### [Exercise aim]
All lines from the one containing "Type out the text in this image." through the last line of the listing below are to be copied exactly. Exclude the pictures.

### [Provided records]
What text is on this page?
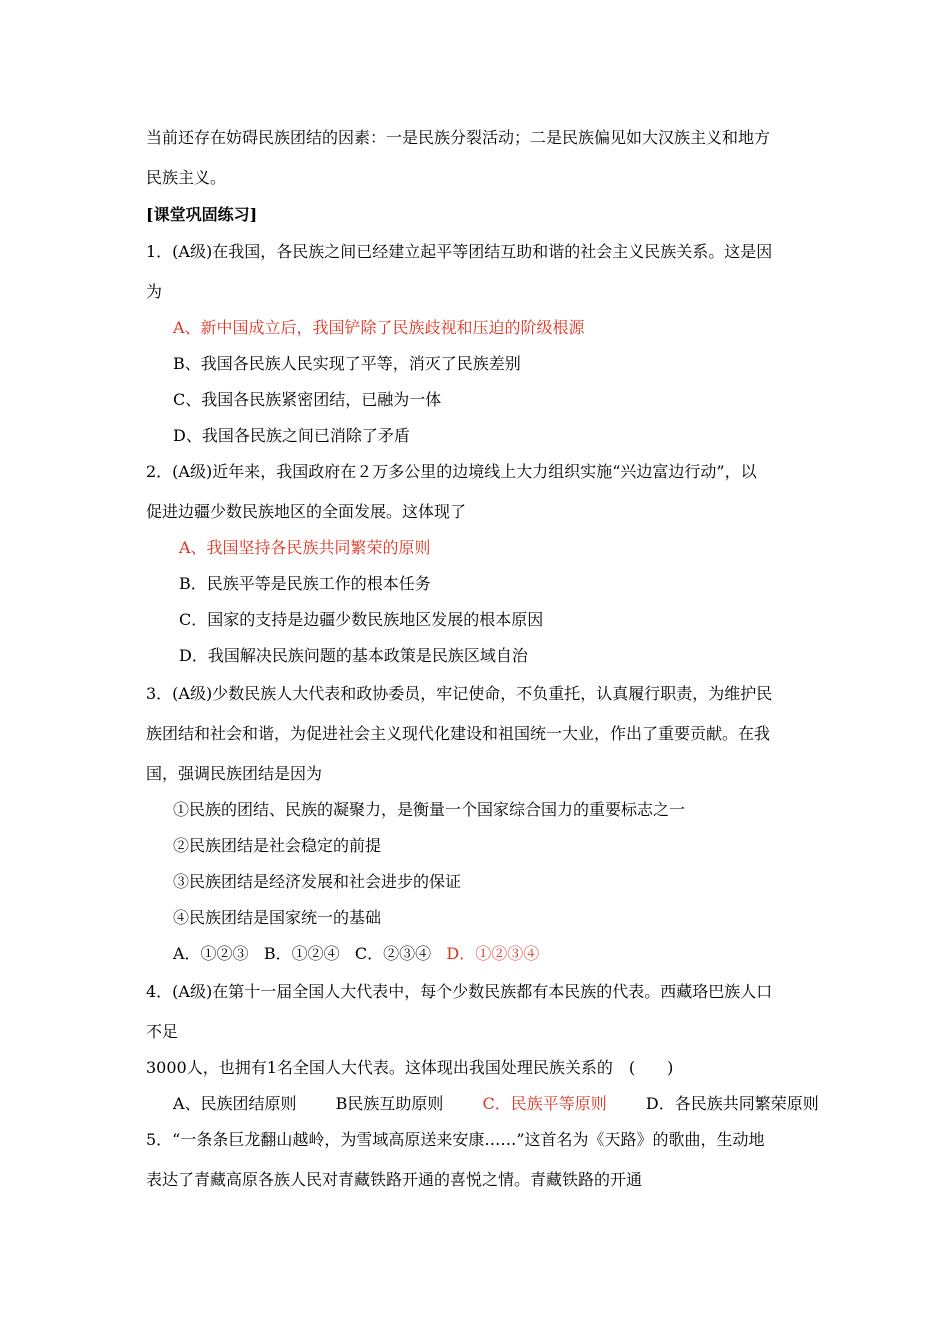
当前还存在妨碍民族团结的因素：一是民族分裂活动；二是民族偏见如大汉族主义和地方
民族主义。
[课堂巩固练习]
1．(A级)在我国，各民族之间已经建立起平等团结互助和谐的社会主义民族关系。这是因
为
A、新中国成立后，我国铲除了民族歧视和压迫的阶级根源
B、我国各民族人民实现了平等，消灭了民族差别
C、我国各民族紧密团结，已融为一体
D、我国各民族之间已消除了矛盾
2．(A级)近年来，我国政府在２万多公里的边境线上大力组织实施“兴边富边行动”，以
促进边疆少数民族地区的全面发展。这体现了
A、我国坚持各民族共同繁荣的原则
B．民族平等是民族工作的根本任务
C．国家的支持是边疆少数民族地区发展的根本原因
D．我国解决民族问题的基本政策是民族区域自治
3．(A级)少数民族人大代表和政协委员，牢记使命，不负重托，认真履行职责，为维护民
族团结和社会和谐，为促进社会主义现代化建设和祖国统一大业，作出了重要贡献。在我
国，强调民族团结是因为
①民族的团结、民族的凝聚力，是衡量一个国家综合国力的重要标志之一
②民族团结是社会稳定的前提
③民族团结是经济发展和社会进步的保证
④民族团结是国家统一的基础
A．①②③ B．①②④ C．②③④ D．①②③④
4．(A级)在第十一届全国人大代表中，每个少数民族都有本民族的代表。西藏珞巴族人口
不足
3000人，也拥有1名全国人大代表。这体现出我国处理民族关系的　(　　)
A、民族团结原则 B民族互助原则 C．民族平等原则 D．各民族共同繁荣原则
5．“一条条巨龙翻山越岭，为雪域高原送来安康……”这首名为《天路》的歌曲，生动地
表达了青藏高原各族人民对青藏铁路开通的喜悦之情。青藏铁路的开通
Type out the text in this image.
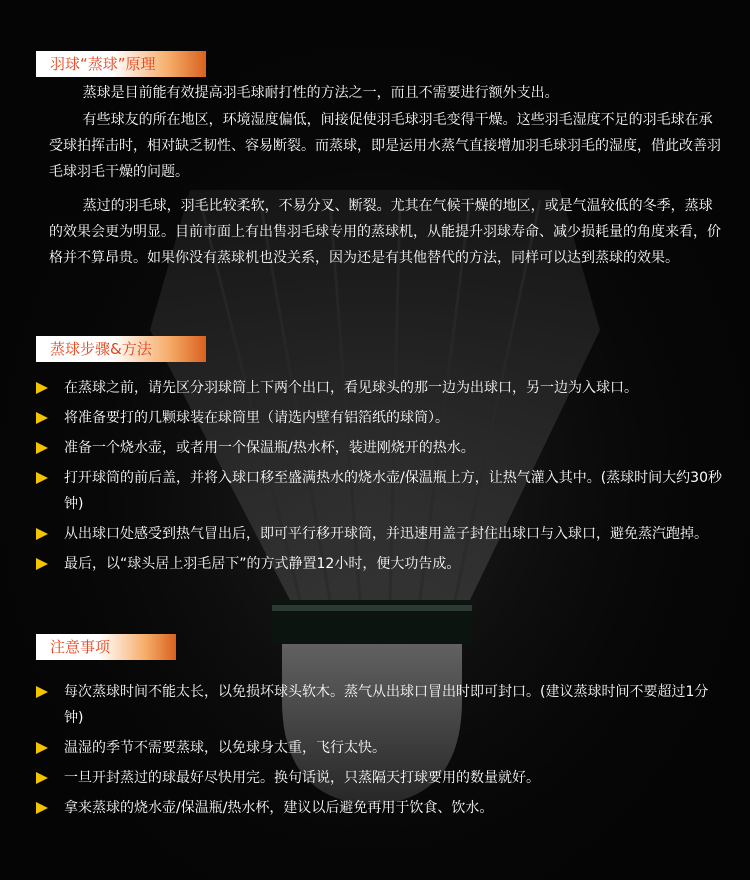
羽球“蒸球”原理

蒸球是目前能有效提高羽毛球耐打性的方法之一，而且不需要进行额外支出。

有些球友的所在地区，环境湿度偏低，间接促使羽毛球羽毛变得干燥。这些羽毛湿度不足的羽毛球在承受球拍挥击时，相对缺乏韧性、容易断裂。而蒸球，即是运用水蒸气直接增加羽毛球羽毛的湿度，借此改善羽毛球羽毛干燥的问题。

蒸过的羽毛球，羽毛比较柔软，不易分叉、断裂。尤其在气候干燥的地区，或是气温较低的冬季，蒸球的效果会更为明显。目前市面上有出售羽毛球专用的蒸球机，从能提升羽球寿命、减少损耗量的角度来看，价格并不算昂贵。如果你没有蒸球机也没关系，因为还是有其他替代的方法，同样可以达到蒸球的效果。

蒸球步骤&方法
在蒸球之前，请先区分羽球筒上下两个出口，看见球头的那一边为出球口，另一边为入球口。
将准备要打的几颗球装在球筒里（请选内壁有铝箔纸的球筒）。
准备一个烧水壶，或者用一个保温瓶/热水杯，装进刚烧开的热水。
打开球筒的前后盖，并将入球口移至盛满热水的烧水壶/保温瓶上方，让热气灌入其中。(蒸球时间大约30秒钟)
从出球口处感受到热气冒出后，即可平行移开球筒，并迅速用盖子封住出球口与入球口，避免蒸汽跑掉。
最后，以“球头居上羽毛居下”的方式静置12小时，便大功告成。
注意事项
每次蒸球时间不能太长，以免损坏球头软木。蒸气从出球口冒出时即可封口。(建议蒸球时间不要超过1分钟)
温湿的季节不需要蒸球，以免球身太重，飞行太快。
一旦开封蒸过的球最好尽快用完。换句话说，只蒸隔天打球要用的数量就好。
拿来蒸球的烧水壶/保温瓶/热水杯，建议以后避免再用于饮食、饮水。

### [Reply to the task]
Type out the text in this image.
羽球“蒸球”原理

蒸球是目前能有效提高羽毛球耐打性的方法之一，而且不需要进行额外支出。

有些球友的所在地区，环境湿度偏低，间接促使羽毛球羽毛变得干燥。这些羽毛湿度不足的羽毛球在承受球拍挥击时，相对缺乏韧性、容易断裂。而蒸球，即是运用水蒸气直接增加羽毛球羽毛的湿度，借此改善羽毛球羽毛干燥的问题。

蒸过的羽毛球，羽毛比较柔软，不易分叉、断裂。尤其在气候干燥的地区，或是气温较低的冬季，蒸球的效果会更为明显。目前市面上有出售羽毛球专用的蒸球机，从能提升羽球寿命、减少损耗量的角度来看，价格并不算昂贵。如果你没有蒸球机也没关系，因为还是有其他替代的方法，同样可以达到蒸球的效果。

蒸球步骤&方法
在蒸球之前，请先区分羽球筒上下两个出口，看见球头的那一边为出球口，另一边为入球口。
将准备要打的几颗球装在球筒里（请选内壁有铝箔纸的球筒）。
准备一个烧水壶，或者用一个保温瓶/热水杯，装进刚烧开的热水。
打开球筒的前后盖，并将入球口移至盛满热水的烧水壶/保温瓶上方，让热气灌入其中。(蒸球时间大约30秒钟)
从出球口处感受到热气冒出后，即可平行移开球筒，并迅速用盖子封住出球口与入球口，避免蒸汽跑掉。
最后，以“球头居上羽毛居下”的方式静置12小时，便大功告成。
注意事项
每次蒸球时间不能太长，以免损坏球头软木。蒸气从出球口冒出时即可封口。(建议蒸球时间不要超过1分钟)
温湿的季节不需要蒸球，以免球身太重，飞行太快。
一旦开封蒸过的球最好尽快用完。换句话说，只蒸隔天打球要用的数量就好。
拿来蒸球的烧水壶/保温瓶/热水杯，建议以后避免再用于饮食、饮水。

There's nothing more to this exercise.